GIVEN EXERCISE:
The records below must be transcribed exactly. Do not include the pictures.

INFORMATION SHOWN:
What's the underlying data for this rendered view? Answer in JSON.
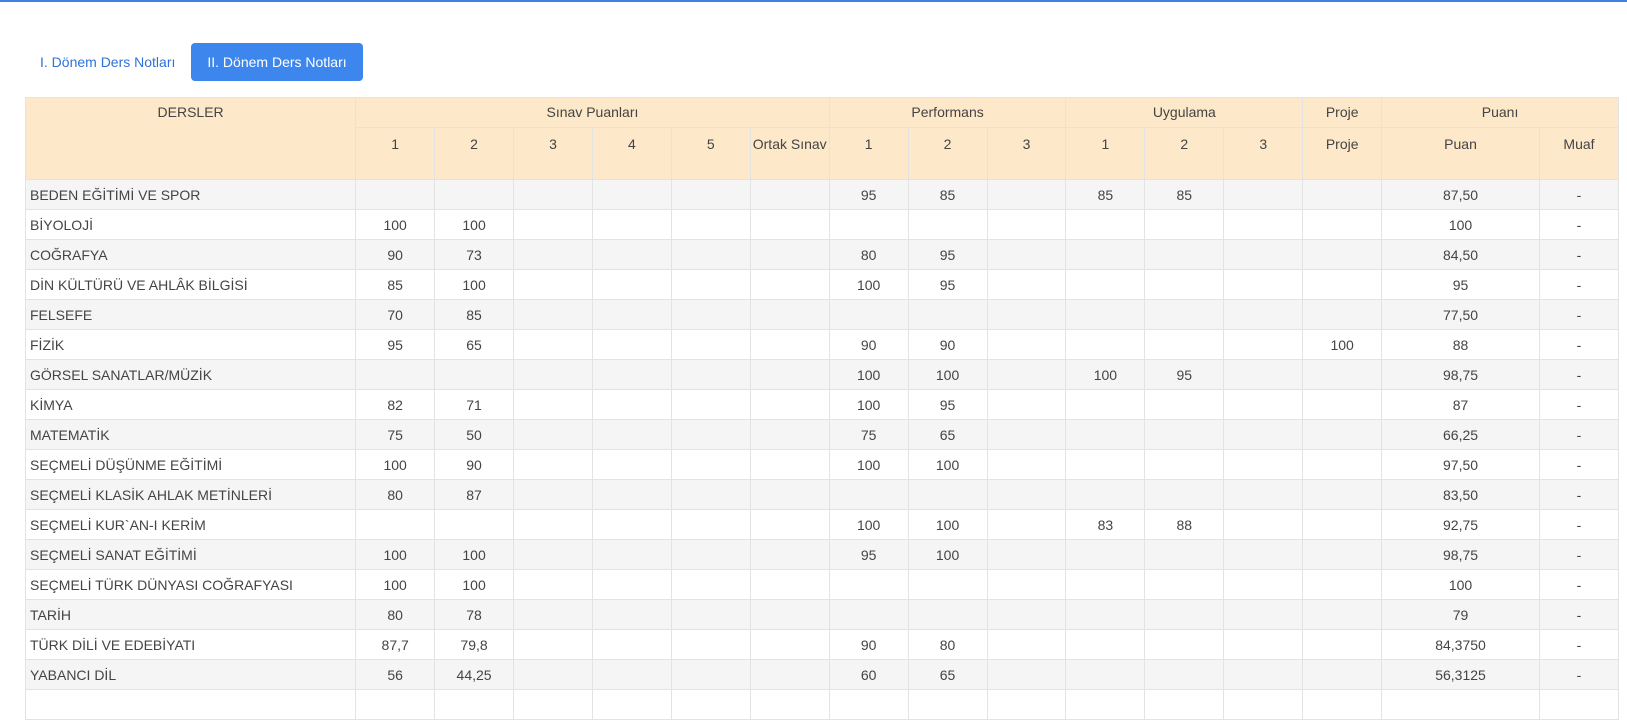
{
  "tabs": [
    {
      "label": "I. Dönem Ders Notları",
      "active": false
    },
    {
      "label": "II. Dönem Ders Notları",
      "active": true
    }
  ],
  "colors": {
    "accent": "#3d86ee",
    "header_bg": "#fde8c9",
    "top_bar": "#3f7fe6"
  },
  "table": {
    "group_headers": {
      "dersler": "DERSLER",
      "sinav": "Sınav Puanları",
      "performans": "Performans",
      "uygulama": "Uygulama",
      "proje": "Proje",
      "puani": "Puanı"
    },
    "sub_headers": {
      "sinav": [
        "1",
        "2",
        "3",
        "4",
        "5",
        "Ortak Sınav"
      ],
      "performans": [
        "1",
        "2",
        "3"
      ],
      "uygulama": [
        "1",
        "2",
        "3"
      ],
      "proje": [
        "Proje"
      ],
      "puani": [
        "Puan",
        "Muaf"
      ]
    },
    "rows": [
      [
        "BEDEN EĞİTİMİ VE SPOR",
        "",
        "",
        "",
        "",
        "",
        "",
        "95",
        "85",
        "",
        "85",
        "85",
        "",
        "",
        "87,50",
        "-"
      ],
      [
        "BİYOLOJİ",
        "100",
        "100",
        "",
        "",
        "",
        "",
        "",
        "",
        "",
        "",
        "",
        "",
        "",
        "100",
        "-"
      ],
      [
        "COĞRAFYA",
        "90",
        "73",
        "",
        "",
        "",
        "",
        "80",
        "95",
        "",
        "",
        "",
        "",
        "",
        "84,50",
        "-"
      ],
      [
        "DİN KÜLTÜRÜ VE AHLÂK BİLGİSİ",
        "85",
        "100",
        "",
        "",
        "",
        "",
        "100",
        "95",
        "",
        "",
        "",
        "",
        "",
        "95",
        "-"
      ],
      [
        "FELSEFE",
        "70",
        "85",
        "",
        "",
        "",
        "",
        "",
        "",
        "",
        "",
        "",
        "",
        "",
        "77,50",
        "-"
      ],
      [
        "FİZİK",
        "95",
        "65",
        "",
        "",
        "",
        "",
        "90",
        "90",
        "",
        "",
        "",
        "",
        "100",
        "88",
        "-"
      ],
      [
        "GÖRSEL SANATLAR/MÜZİK",
        "",
        "",
        "",
        "",
        "",
        "",
        "100",
        "100",
        "",
        "100",
        "95",
        "",
        "",
        "98,75",
        "-"
      ],
      [
        "KİMYA",
        "82",
        "71",
        "",
        "",
        "",
        "",
        "100",
        "95",
        "",
        "",
        "",
        "",
        "",
        "87",
        "-"
      ],
      [
        "MATEMATİK",
        "75",
        "50",
        "",
        "",
        "",
        "",
        "75",
        "65",
        "",
        "",
        "",
        "",
        "",
        "66,25",
        "-"
      ],
      [
        "SEÇMELİ DÜŞÜNME EĞİTİMİ",
        "100",
        "90",
        "",
        "",
        "",
        "",
        "100",
        "100",
        "",
        "",
        "",
        "",
        "",
        "97,50",
        "-"
      ],
      [
        "SEÇMELİ KLASİK AHLAK METİNLERİ",
        "80",
        "87",
        "",
        "",
        "",
        "",
        "",
        "",
        "",
        "",
        "",
        "",
        "",
        "83,50",
        "-"
      ],
      [
        "SEÇMELİ KUR`AN-I KERİM",
        "",
        "",
        "",
        "",
        "",
        "",
        "100",
        "100",
        "",
        "83",
        "88",
        "",
        "",
        "92,75",
        "-"
      ],
      [
        "SEÇMELİ SANAT EĞİTİMİ",
        "100",
        "100",
        "",
        "",
        "",
        "",
        "95",
        "100",
        "",
        "",
        "",
        "",
        "",
        "98,75",
        "-"
      ],
      [
        "SEÇMELİ TÜRK DÜNYASI COĞRAFYASI",
        "100",
        "100",
        "",
        "",
        "",
        "",
        "",
        "",
        "",
        "",
        "",
        "",
        "",
        "100",
        "-"
      ],
      [
        "TARİH",
        "80",
        "78",
        "",
        "",
        "",
        "",
        "",
        "",
        "",
        "",
        "",
        "",
        "",
        "79",
        "-"
      ],
      [
        "TÜRK DİLİ VE EDEBİYATI",
        "87,7",
        "79,8",
        "",
        "",
        "",
        "",
        "90",
        "80",
        "",
        "",
        "",
        "",
        "",
        "84,3750",
        "-"
      ],
      [
        "YABANCI DİL",
        "56",
        "44,25",
        "",
        "",
        "",
        "",
        "60",
        "65",
        "",
        "",
        "",
        "",
        "",
        "56,3125",
        "-"
      ],
      [
        "",
        "",
        "",
        "",
        "",
        "",
        "",
        "",
        "",
        "",
        "",
        "",
        "",
        "",
        "",
        ""
      ]
    ]
  }
}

PROBLEM SOLUTION:
What's the underlying data for this rendered view? Answer in JSON.
{
  "tabs": [
    {
      "label": "I. Dönem Ders Notları",
      "active": false
    },
    {
      "label": "II. Dönem Ders Notları",
      "active": true
    }
  ],
  "colors": {
    "accent": "#3d86ee",
    "header_bg": "#fde8c9",
    "top_bar": "#3f7fe6"
  },
  "table": {
    "group_headers": {
      "dersler": "DERSLER",
      "sinav": "Sınav Puanları",
      "performans": "Performans",
      "uygulama": "Uygulama",
      "proje": "Proje",
      "puani": "Puanı"
    },
    "sub_headers": {
      "sinav": [
        "1",
        "2",
        "3",
        "4",
        "5",
        "Ortak Sınav"
      ],
      "performans": [
        "1",
        "2",
        "3"
      ],
      "uygulama": [
        "1",
        "2",
        "3"
      ],
      "proje": [
        "Proje"
      ],
      "puani": [
        "Puan",
        "Muaf"
      ]
    },
    "rows": [
      [
        "BEDEN EĞİTİMİ VE SPOR",
        "",
        "",
        "",
        "",
        "",
        "",
        "95",
        "85",
        "",
        "85",
        "85",
        "",
        "",
        "87,50",
        "-"
      ],
      [
        "BİYOLOJİ",
        "100",
        "100",
        "",
        "",
        "",
        "",
        "",
        "",
        "",
        "",
        "",
        "",
        "",
        "100",
        "-"
      ],
      [
        "COĞRAFYA",
        "90",
        "73",
        "",
        "",
        "",
        "",
        "80",
        "95",
        "",
        "",
        "",
        "",
        "",
        "84,50",
        "-"
      ],
      [
        "DİN KÜLTÜRÜ VE AHLÂK BİLGİSİ",
        "85",
        "100",
        "",
        "",
        "",
        "",
        "100",
        "95",
        "",
        "",
        "",
        "",
        "",
        "95",
        "-"
      ],
      [
        "FELSEFE",
        "70",
        "85",
        "",
        "",
        "",
        "",
        "",
        "",
        "",
        "",
        "",
        "",
        "",
        "77,50",
        "-"
      ],
      [
        "FİZİK",
        "95",
        "65",
        "",
        "",
        "",
        "",
        "90",
        "90",
        "",
        "",
        "",
        "",
        "100",
        "88",
        "-"
      ],
      [
        "GÖRSEL SANATLAR/MÜZİK",
        "",
        "",
        "",
        "",
        "",
        "",
        "100",
        "100",
        "",
        "100",
        "95",
        "",
        "",
        "98,75",
        "-"
      ],
      [
        "KİMYA",
        "82",
        "71",
        "",
        "",
        "",
        "",
        "100",
        "95",
        "",
        "",
        "",
        "",
        "",
        "87",
        "-"
      ],
      [
        "MATEMATİK",
        "75",
        "50",
        "",
        "",
        "",
        "",
        "75",
        "65",
        "",
        "",
        "",
        "",
        "",
        "66,25",
        "-"
      ],
      [
        "SEÇMELİ DÜŞÜNME EĞİTİMİ",
        "100",
        "90",
        "",
        "",
        "",
        "",
        "100",
        "100",
        "",
        "",
        "",
        "",
        "",
        "97,50",
        "-"
      ],
      [
        "SEÇMELİ KLASİK AHLAK METİNLERİ",
        "80",
        "87",
        "",
        "",
        "",
        "",
        "",
        "",
        "",
        "",
        "",
        "",
        "",
        "83,50",
        "-"
      ],
      [
        "SEÇMELİ KUR`AN-I KERİM",
        "",
        "",
        "",
        "",
        "",
        "",
        "100",
        "100",
        "",
        "83",
        "88",
        "",
        "",
        "92,75",
        "-"
      ],
      [
        "SEÇMELİ SANAT EĞİTİMİ",
        "100",
        "100",
        "",
        "",
        "",
        "",
        "95",
        "100",
        "",
        "",
        "",
        "",
        "",
        "98,75",
        "-"
      ],
      [
        "SEÇMELİ TÜRK DÜNYASI COĞRAFYASI",
        "100",
        "100",
        "",
        "",
        "",
        "",
        "",
        "",
        "",
        "",
        "",
        "",
        "",
        "100",
        "-"
      ],
      [
        "TARİH",
        "80",
        "78",
        "",
        "",
        "",
        "",
        "",
        "",
        "",
        "",
        "",
        "",
        "",
        "79",
        "-"
      ],
      [
        "TÜRK DİLİ VE EDEBİYATI",
        "87,7",
        "79,8",
        "",
        "",
        "",
        "",
        "90",
        "80",
        "",
        "",
        "",
        "",
        "",
        "84,3750",
        "-"
      ],
      [
        "YABANCI DİL",
        "56",
        "44,25",
        "",
        "",
        "",
        "",
        "60",
        "65",
        "",
        "",
        "",
        "",
        "",
        "56,3125",
        "-"
      ],
      [
        "",
        "",
        "",
        "",
        "",
        "",
        "",
        "",
        "",
        "",
        "",
        "",
        "",
        "",
        "",
        ""
      ]
    ]
  }
}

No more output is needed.